What this task involves:
All lines in the data bearing the string "影片計畫" should be identified and copied.

Records for this exercise:
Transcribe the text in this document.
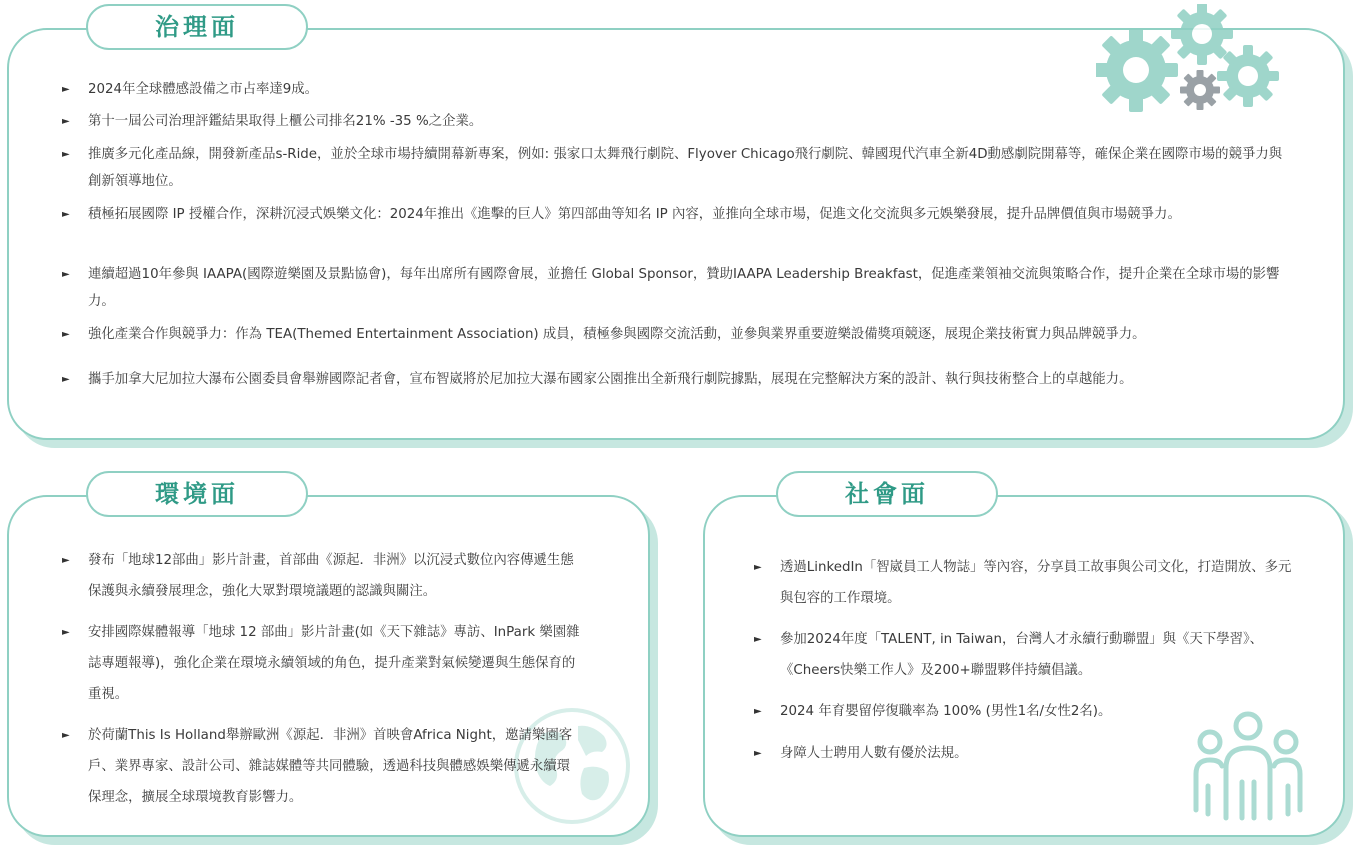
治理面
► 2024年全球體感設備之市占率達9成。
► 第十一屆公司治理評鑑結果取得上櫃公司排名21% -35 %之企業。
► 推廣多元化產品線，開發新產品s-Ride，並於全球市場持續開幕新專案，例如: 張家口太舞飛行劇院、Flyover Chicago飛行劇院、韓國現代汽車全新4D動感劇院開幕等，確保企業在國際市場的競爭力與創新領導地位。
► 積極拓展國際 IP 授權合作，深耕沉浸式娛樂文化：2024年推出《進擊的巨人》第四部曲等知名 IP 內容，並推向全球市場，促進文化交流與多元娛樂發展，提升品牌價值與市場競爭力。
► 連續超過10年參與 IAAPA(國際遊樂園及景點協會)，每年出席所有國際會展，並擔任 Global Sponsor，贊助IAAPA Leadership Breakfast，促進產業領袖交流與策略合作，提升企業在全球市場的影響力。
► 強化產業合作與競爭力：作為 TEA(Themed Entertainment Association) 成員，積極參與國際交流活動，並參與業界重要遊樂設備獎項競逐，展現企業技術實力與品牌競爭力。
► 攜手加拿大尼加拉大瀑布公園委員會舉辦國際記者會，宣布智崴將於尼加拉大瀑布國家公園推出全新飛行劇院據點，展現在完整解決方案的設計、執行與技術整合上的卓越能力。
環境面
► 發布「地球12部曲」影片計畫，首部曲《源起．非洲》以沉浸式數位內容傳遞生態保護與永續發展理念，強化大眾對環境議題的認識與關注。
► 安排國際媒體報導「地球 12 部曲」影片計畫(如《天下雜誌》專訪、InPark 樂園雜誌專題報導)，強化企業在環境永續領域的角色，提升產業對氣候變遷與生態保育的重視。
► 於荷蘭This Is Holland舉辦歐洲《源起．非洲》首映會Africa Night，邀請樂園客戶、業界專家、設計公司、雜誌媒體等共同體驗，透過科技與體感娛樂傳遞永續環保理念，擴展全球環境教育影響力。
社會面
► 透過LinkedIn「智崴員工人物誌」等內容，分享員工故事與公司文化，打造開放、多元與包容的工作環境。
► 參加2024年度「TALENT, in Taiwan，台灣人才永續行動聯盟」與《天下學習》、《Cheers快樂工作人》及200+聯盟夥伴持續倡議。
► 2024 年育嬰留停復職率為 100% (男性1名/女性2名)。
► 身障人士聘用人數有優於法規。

Response to the task:
► 發布「地球12部曲」影片計畫，首部曲《源起．非洲》以沉浸式數位內容傳遞生態保護與永續發展理念，強化大眾對環境議題的認識與關注。
► 安排國際媒體報導「地球 12 部曲」影片計畫(如《天下雜誌》專訪、InPark 樂園雜誌專題報導)，強化企業在環境永續領域的角色，提升產業對氣候變遷與生態保育的重視。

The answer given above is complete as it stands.